Set down the whole listing verbatim.

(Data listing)
_ _ _ _
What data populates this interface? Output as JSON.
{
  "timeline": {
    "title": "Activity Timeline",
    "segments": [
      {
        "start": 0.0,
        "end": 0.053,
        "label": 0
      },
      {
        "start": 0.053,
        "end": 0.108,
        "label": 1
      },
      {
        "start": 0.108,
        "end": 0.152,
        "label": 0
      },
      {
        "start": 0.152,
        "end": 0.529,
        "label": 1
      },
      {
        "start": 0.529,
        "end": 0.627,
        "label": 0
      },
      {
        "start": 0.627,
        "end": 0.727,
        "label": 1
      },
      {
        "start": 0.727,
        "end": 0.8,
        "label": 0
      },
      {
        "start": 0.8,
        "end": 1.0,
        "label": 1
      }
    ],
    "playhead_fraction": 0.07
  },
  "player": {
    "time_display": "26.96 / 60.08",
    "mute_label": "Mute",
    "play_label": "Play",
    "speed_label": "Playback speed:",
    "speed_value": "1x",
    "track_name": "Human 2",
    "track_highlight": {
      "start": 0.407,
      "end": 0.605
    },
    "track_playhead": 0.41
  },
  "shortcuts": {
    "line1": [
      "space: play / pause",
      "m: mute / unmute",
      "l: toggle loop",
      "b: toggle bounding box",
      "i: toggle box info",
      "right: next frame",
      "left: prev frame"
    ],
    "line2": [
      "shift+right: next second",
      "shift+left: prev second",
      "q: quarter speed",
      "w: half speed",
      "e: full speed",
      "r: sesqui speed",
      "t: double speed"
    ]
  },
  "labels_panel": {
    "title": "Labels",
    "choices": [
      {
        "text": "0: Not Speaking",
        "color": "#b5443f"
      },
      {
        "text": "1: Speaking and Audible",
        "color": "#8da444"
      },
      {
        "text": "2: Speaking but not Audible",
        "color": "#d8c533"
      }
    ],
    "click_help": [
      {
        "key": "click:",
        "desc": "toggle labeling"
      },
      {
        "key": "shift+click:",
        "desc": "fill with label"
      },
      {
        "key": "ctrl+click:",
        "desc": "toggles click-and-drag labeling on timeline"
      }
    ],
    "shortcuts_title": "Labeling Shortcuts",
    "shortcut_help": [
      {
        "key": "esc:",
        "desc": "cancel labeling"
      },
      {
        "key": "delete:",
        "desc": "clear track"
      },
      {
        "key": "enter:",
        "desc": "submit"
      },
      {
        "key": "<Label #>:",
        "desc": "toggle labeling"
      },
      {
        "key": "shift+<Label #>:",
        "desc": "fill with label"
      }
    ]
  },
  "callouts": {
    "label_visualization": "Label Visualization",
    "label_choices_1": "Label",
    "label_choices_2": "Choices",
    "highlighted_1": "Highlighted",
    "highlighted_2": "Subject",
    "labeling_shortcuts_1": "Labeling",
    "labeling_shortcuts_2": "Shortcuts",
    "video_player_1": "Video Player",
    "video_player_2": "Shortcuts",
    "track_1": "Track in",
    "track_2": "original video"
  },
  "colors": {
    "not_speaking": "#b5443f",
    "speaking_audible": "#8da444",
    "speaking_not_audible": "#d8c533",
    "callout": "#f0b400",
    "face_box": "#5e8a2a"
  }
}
_ _ _ _
#### [Solution to the problem]
What data populates this interface? Output as JSON.
{
  "timeline": {
    "title": "Activity Timeline",
    "segments": [
      {
        "start": 0.0,
        "end": 0.053,
        "label": 0
      },
      {
        "start": 0.053,
        "end": 0.108,
        "label": 1
      },
      {
        "start": 0.108,
        "end": 0.152,
        "label": 0
      },
      {
        "start": 0.152,
        "end": 0.529,
        "label": 1
      },
      {
        "start": 0.529,
        "end": 0.627,
        "label": 0
      },
      {
        "start": 0.627,
        "end": 0.727,
        "label": 1
      },
      {
        "start": 0.727,
        "end": 0.8,
        "label": 0
      },
      {
        "start": 0.8,
        "end": 1.0,
        "label": 1
      }
    ],
    "playhead_fraction": 0.07
  },
  "player": {
    "time_display": "26.96 / 60.08",
    "mute_label": "Mute",
    "play_label": "Play",
    "speed_label": "Playback speed:",
    "speed_value": "1x",
    "track_name": "Human 2",
    "track_highlight": {
      "start": 0.407,
      "end": 0.605
    },
    "track_playhead": 0.41
  },
  "shortcuts": {
    "line1": [
      "space: play / pause",
      "m: mute / unmute",
      "l: toggle loop",
      "b: toggle bounding box",
      "i: toggle box info",
      "right: next frame",
      "left: prev frame"
    ],
    "line2": [
      "shift+right: next second",
      "shift+left: prev second",
      "q: quarter speed",
      "w: half speed",
      "e: full speed",
      "r: sesqui speed",
      "t: double speed"
    ]
  },
  "labels_panel": {
    "title": "Labels",
    "choices": [
      {
        "text": "0: Not Speaking",
        "color": "#b5443f"
      },
      {
        "text": "1: Speaking and Audible",
        "color": "#8da444"
      },
      {
        "text": "2: Speaking but not Audible",
        "color": "#d8c533"
      }
    ],
    "click_help": [
      {
        "key": "click:",
        "desc": "toggle labeling"
      },
      {
        "key": "shift+click:",
        "desc": "fill with label"
      },
      {
        "key": "ctrl+click:",
        "desc": "toggles click-and-drag labeling on timeline"
      }
    ],
    "shortcuts_title": "Labeling Shortcuts",
    "shortcut_help": [
      {
        "key": "esc:",
        "desc": "cancel labeling"
      },
      {
        "key": "delete:",
        "desc": "clear track"
      },
      {
        "key": "enter:",
        "desc": "submit"
      },
      {
        "key": "<Label #>:",
        "desc": "toggle labeling"
      },
      {
        "key": "shift+<Label #>:",
        "desc": "fill with label"
      }
    ]
  },
  "callouts": {
    "label_visualization": "Label Visualization",
    "label_choices_1": "Label",
    "label_choices_2": "Choices",
    "highlighted_1": "Highlighted",
    "highlighted_2": "Subject",
    "labeling_shortcuts_1": "Labeling",
    "labeling_shortcuts_2": "Shortcuts",
    "video_player_1": "Video Player",
    "video_player_2": "Shortcuts",
    "track_1": "Track in",
    "track_2": "original video"
  },
  "colors": {
    "not_speaking": "#b5443f",
    "speaking_audible": "#8da444",
    "speaking_not_audible": "#d8c533",
    "callout": "#f0b400",
    "face_box": "#5e8a2a"
  }
}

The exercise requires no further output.